§ **Items**:
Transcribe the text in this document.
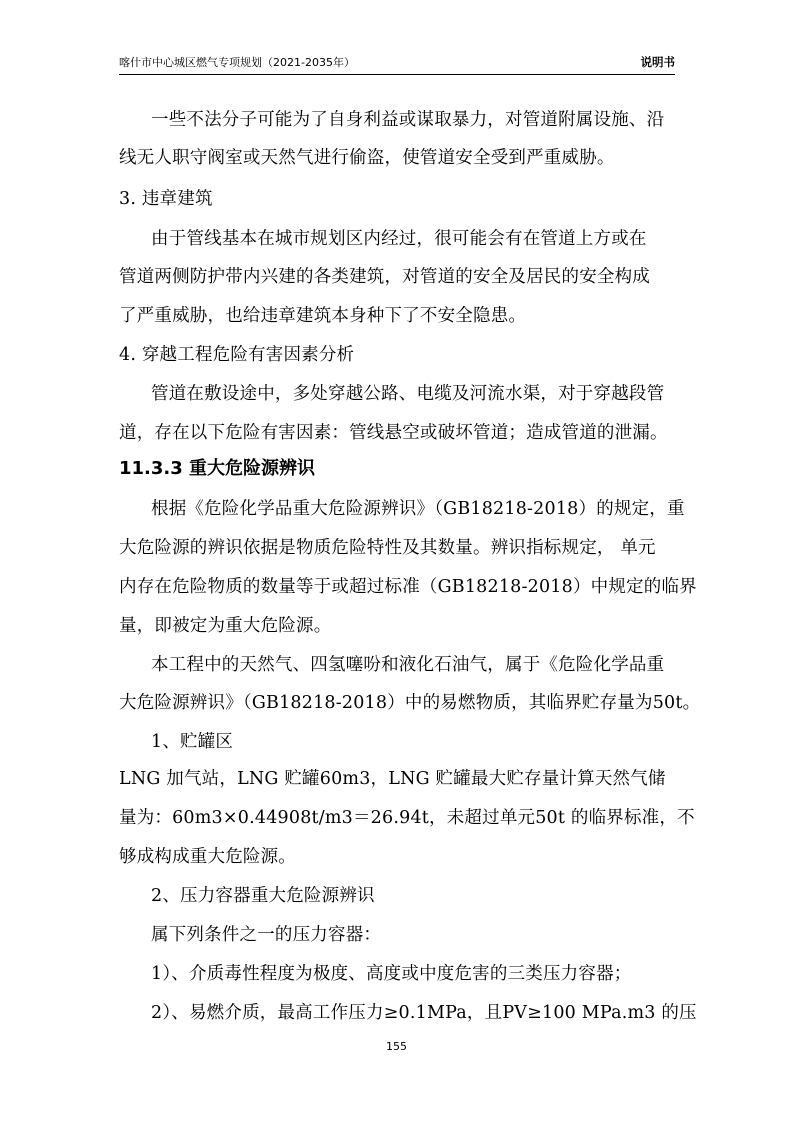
喀什市中心城区燃气专项规划（2021-2035年）	说明书
一些不法分子可能为了自身利益或谋取暴力，对管道附属设施、沿
线无人职守阀室或天然气进行偷盗，使管道安全受到严重威胁。
3. 违章建筑
由于管线基本在城市规划区内经过，很可能会有在管道上方或在
管道两侧防护带内兴建的各类建筑，对管道的安全及居民的安全构成
了严重威胁，也给违章建筑本身种下了不安全隐患。
4. 穿越工程危险有害因素分析
管道在敷设途中，多处穿越公路、电缆及河流水渠，对于穿越段管
道，存在以下危险有害因素：管线悬空或破坏管道；造成管道的泄漏。
11.3.3 重大危险源辨识
根据《危险化学品重大危险源辨识》（GB18218-2018）的规定，重
大危险源的辨识依据是物质危险特性及其数量。辨识指标规定， 单元
内存在危险物质的数量等于或超过标准（GB18218-2018）中规定的临界
量，即被定为重大危险源。
本工程中的天然气、四氢噻吩和液化石油气，属于《危险化学品重
大危险源辨识》（GB18218-2018）中的易燃物质，其临界贮存量为50t。
1、贮罐区
LNG 加气站，LNG 贮罐60m3，LNG 贮罐最大贮存量计算天然气储
量为：60m3×0.44908t/m3＝26.94t，未超过单元50t 的临界标准，不
够成构成重大危险源。
2、压力容器重大危险源辨识
属下列条件之一的压力容器：
1）、介质毒性程度为极度、高度或中度危害的三类压力容器；
2）、易燃介质，最高工作压力≥0.1MPa，且PV≥100 MPa.m3 的压
155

§ **Exercise instructions**:
Repeat the records above exactly, leaving out any pictures they contain.

§ **Full solution**:
Transcribe the text in this document.
喀什市中心城区燃气专项规划（2021-2035年）	说明书
一些不法分子可能为了自身利益或谋取暴力，对管道附属设施、沿
线无人职守阀室或天然气进行偷盗，使管道安全受到严重威胁。
3. 违章建筑
由于管线基本在城市规划区内经过，很可能会有在管道上方或在
管道两侧防护带内兴建的各类建筑，对管道的安全及居民的安全构成
了严重威胁，也给违章建筑本身种下了不安全隐患。
4. 穿越工程危险有害因素分析
管道在敷设途中，多处穿越公路、电缆及河流水渠，对于穿越段管
道，存在以下危险有害因素：管线悬空或破坏管道；造成管道的泄漏。
11.3.3 重大危险源辨识
根据《危险化学品重大危险源辨识》（GB18218-2018）的规定，重
大危险源的辨识依据是物质危险特性及其数量。辨识指标规定， 单元
内存在危险物质的数量等于或超过标准（GB18218-2018）中规定的临界
量，即被定为重大危险源。
本工程中的天然气、四氢噻吩和液化石油气，属于《危险化学品重
大危险源辨识》（GB18218-2018）中的易燃物质，其临界贮存量为50t。
1、贮罐区
LNG 加气站，LNG 贮罐60m3，LNG 贮罐最大贮存量计算天然气储
量为：60m3×0.44908t/m3＝26.94t，未超过单元50t 的临界标准，不
够成构成重大危险源。
2、压力容器重大危险源辨识
属下列条件之一的压力容器：
1）、介质毒性程度为极度、高度或中度危害的三类压力容器；
2）、易燃介质，最高工作压力≥0.1MPa，且PV≥100 MPa.m3 的压
155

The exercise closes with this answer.